[RECORDED DATA]
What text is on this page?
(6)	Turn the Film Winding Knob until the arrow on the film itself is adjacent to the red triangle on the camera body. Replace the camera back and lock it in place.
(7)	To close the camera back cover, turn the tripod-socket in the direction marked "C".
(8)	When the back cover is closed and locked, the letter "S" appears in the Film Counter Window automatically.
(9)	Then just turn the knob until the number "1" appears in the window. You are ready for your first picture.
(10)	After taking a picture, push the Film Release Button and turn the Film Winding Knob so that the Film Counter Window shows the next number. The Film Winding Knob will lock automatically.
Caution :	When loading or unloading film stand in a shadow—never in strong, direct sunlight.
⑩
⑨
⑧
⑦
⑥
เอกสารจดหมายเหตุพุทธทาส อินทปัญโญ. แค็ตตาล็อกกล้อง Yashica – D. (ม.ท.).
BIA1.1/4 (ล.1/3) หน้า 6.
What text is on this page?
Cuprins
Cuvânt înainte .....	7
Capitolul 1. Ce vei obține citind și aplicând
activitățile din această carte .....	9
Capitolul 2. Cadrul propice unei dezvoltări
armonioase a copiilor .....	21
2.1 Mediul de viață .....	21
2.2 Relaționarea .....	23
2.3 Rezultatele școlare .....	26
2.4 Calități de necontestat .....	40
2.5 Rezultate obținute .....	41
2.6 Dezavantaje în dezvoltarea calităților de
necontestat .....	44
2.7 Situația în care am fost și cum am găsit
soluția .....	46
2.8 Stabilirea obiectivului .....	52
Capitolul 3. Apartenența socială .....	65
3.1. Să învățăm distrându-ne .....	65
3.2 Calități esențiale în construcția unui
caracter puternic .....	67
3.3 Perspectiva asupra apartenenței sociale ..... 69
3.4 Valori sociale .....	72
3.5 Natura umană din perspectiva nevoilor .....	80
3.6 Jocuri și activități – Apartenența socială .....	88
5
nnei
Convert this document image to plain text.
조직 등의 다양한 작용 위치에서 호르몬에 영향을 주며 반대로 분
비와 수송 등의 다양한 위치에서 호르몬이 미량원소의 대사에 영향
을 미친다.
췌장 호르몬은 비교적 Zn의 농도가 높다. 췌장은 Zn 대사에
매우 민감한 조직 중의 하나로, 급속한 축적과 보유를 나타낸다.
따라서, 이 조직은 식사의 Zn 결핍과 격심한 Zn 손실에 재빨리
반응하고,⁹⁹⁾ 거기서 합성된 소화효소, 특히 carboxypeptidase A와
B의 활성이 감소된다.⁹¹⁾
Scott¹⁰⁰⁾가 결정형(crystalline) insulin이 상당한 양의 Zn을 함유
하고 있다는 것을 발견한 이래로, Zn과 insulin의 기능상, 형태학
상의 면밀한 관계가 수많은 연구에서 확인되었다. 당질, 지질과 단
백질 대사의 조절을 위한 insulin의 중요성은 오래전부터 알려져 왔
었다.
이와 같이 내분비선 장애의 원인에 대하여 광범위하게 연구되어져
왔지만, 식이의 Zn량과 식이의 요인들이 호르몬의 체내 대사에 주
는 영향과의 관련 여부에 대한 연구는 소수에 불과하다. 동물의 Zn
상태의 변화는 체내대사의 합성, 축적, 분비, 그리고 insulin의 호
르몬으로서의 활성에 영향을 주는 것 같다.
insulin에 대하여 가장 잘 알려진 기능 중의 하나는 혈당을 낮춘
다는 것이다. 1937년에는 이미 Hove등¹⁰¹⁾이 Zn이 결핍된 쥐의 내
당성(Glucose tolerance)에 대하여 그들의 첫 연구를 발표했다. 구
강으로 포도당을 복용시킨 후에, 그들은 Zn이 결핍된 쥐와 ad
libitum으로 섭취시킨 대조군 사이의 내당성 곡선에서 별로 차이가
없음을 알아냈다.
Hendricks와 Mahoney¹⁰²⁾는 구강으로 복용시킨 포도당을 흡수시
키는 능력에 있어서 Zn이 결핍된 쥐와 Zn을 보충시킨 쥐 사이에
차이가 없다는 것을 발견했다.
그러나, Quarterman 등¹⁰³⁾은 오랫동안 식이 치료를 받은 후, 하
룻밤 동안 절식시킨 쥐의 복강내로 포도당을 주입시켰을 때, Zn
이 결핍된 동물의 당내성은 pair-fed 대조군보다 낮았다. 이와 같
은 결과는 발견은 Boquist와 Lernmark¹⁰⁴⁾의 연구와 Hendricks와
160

[INSTRUCTIONS TO FOLLOW] Your task is to repeat the data exactly, with nothing left out.

[OUTPUT OF THE TASK]
What text is on this page?
(6)	Turn the Film Winding Knob until the arrow on the film itself is adjacent to the red triangle on the camera body. Replace the camera back and lock it in place.
(7)	To close the camera back cover, turn the tripod-socket in the direction marked "C".
(8)	When the back cover is closed and locked, the letter "S" appears in the Film Counter Window automatically.
(9)	Then just turn the knob until the number "1" appears in the window. You are ready for your first picture.
(10)	After taking a picture, push the Film Release Button and turn the Film Winding Knob so that the Film Counter Window shows the next number. The Film Winding Knob will lock automatically.
Caution :	When loading or unloading film stand in a shadow—never in strong, direct sunlight.
⑩
⑨
⑧
⑦
⑥
เอกสารจดหมายเหตุพุทธทาส อินทปัญโญ. แค็ตตาล็อกกล้อง Yashica – D. (ม.ท.).
BIA1.1/4 (ล.1/3) หน้า 6.
What text is on this page?
Cuprins
Cuvânt înainte .....	7
Capitolul 1. Ce vei obține citind și aplicând
activitățile din această carte .....	9
Capitolul 2. Cadrul propice unei dezvoltări
armonioase a copiilor .....	21
2.1 Mediul de viață .....	21
2.2 Relaționarea .....	23
2.3 Rezultatele școlare .....	26
2.4 Calități de necontestat .....	40
2.5 Rezultate obținute .....	41
2.6 Dezavantaje în dezvoltarea calităților de
necontestat .....	44
2.7 Situația în care am fost și cum am găsit
soluția .....	46
2.8 Stabilirea obiectivului .....	52
Capitolul 3. Apartenența socială .....	65
3.1. Să învățăm distrându-ne .....	65
3.2 Calități esențiale în construcția unui
caracter puternic .....	67
3.3 Perspectiva asupra apartenenței sociale ..... 69
3.4 Valori sociale .....	72
3.5 Natura umană din perspectiva nevoilor .....	80
3.6 Jocuri și activități – Apartenența socială .....	88
5
nnei
Convert this document image to plain text.
조직 등의 다양한 작용 위치에서 호르몬에 영향을 주며 반대로 분
비와 수송 등의 다양한 위치에서 호르몬이 미량원소의 대사에 영향
을 미친다.
췌장 호르몬은 비교적 Zn의 농도가 높다. 췌장은 Zn 대사에
매우 민감한 조직 중의 하나로, 급속한 축적과 보유를 나타낸다.
따라서, 이 조직은 식사의 Zn 결핍과 격심한 Zn 손실에 재빨리
반응하고,⁹⁹⁾ 거기서 합성된 소화효소, 특히 carboxypeptidase A와
B의 활성이 감소된다.⁹¹⁾
Scott¹⁰⁰⁾가 결정형(crystalline) insulin이 상당한 양의 Zn을 함유
하고 있다는 것을 발견한 이래로, Zn과 insulin의 기능상, 형태학
상의 면밀한 관계가 수많은 연구에서 확인되었다. 당질, 지질과 단
백질 대사의 조절을 위한 insulin의 중요성은 오래전부터 알려져 왔
었다.
이와 같이 내분비선 장애의 원인에 대하여 광범위하게 연구되어져
왔지만, 식이의 Zn량과 식이의 요인들이 호르몬의 체내 대사에 주
는 영향과의 관련 여부에 대한 연구는 소수에 불과하다. 동물의 Zn
상태의 변화는 체내대사의 합성, 축적, 분비, 그리고 insulin의 호
르몬으로서의 활성에 영향을 주는 것 같다.
insulin에 대하여 가장 잘 알려진 기능 중의 하나는 혈당을 낮춘
다는 것이다. 1937년에는 이미 Hove등¹⁰¹⁾이 Zn이 결핍된 쥐의 내
당성(Glucose tolerance)에 대하여 그들의 첫 연구를 발표했다. 구
강으로 포도당을 복용시킨 후에, 그들은 Zn이 결핍된 쥐와 ad
libitum으로 섭취시킨 대조군 사이의 내당성 곡선에서 별로 차이가
없음을 알아냈다.
Hendricks와 Mahoney¹⁰²⁾는 구강으로 복용시킨 포도당을 흡수시
키는 능력에 있어서 Zn이 결핍된 쥐와 Zn을 보충시킨 쥐 사이에
차이가 없다는 것을 발견했다.
그러나, Quarterman 등¹⁰³⁾은 오랫동안 식이 치료를 받은 후, 하
룻밤 동안 절식시킨 쥐의 복강내로 포도당을 주입시켰을 때, Zn
이 결핍된 동물의 당내성은 pair-fed 대조군보다 낮았다. 이와 같
은 결과는 발견은 Boquist와 Lernmark¹⁰⁴⁾의 연구와 Hendricks와
160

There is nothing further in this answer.